## [Requirement]
Pictures aside, quote the whole listing exactly.
━━ Information supplied
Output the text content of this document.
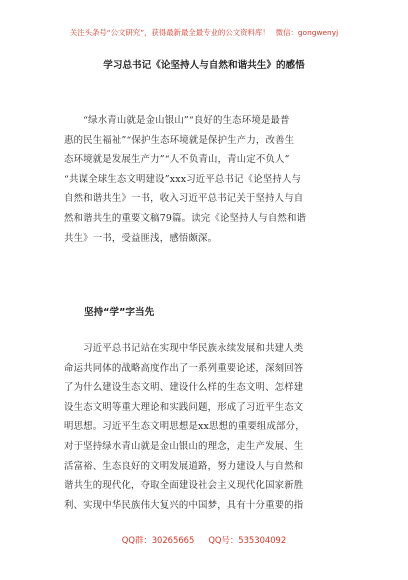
关注头条号“公文研究”，获得最新最全最专业的公文资料库！ 微信：gongwenyj
学习总书记《论坚持人与自然和谐共生》的感悟
　　“绿水青山就是金山银山”“良好的生态环境是最普
惠的民生福祉”“保护生态环境就是保护生产力，改善生
态环境就是发展生产力”“人不负青山，青山定不负人”
“共谋全球生态文明建设”xxx习近平总书记《论坚持人与
自然和谐共生》一书，收入习近平总书记关于坚持人与自
然和谐共生的重要文稿79篇。读完《论坚持人与自然和谐
共生》一书，受益匪浅，感悟颇深。
坚持“学”字当先
　　习近平总书记站在实现中华民族永续发展和共建人类
命运共同体的战略高度作出了一系列重要论述，深刻回答
了为什么建设生态文明、建设什么样的生态文明、怎样建
设生态文明等重大理论和实践问题，形成了习近平生态文
明思想。习近平生态文明思想是xx思想的重要组成部分，
对于坚持绿水青山就是金山银山的理念，走生产发展、生
活富裕、生态良好的文明发展道路，努力建设人与自然和
谐共生的现代化，夺取全面建设社会主义现代化国家新胜
利、实现中华民族伟大复兴的中国梦，具有十分重要的指
QQ群：30265665 QQ号：535304092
━━━━
## [Complete answer]
Output the text content of this document.
关注头条号“公文研究”，获得最新最全最专业的公文资料库！ 微信：gongwenyj
学习总书记《论坚持人与自然和谐共生》的感悟
　　“绿水青山就是金山银山”“良好的生态环境是最普
惠的民生福祉”“保护生态环境就是保护生产力，改善生
态环境就是发展生产力”“人不负青山，青山定不负人”
“共谋全球生态文明建设”xxx习近平总书记《论坚持人与
自然和谐共生》一书，收入习近平总书记关于坚持人与自
然和谐共生的重要文稿79篇。读完《论坚持人与自然和谐
共生》一书，受益匪浅，感悟颇深。
坚持“学”字当先
　　习近平总书记站在实现中华民族永续发展和共建人类
命运共同体的战略高度作出了一系列重要论述，深刻回答
了为什么建设生态文明、建设什么样的生态文明、怎样建
设生态文明等重大理论和实践问题，形成了习近平生态文
明思想。习近平生态文明思想是xx思想的重要组成部分，
对于坚持绿水青山就是金山银山的理念，走生产发展、生
活富裕、生态良好的文明发展道路，努力建设人与自然和
谐共生的现代化，夺取全面建设社会主义现代化国家新胜
利、实现中华民族伟大复兴的中国梦，具有十分重要的指
QQ群：30265665 QQ号：535304092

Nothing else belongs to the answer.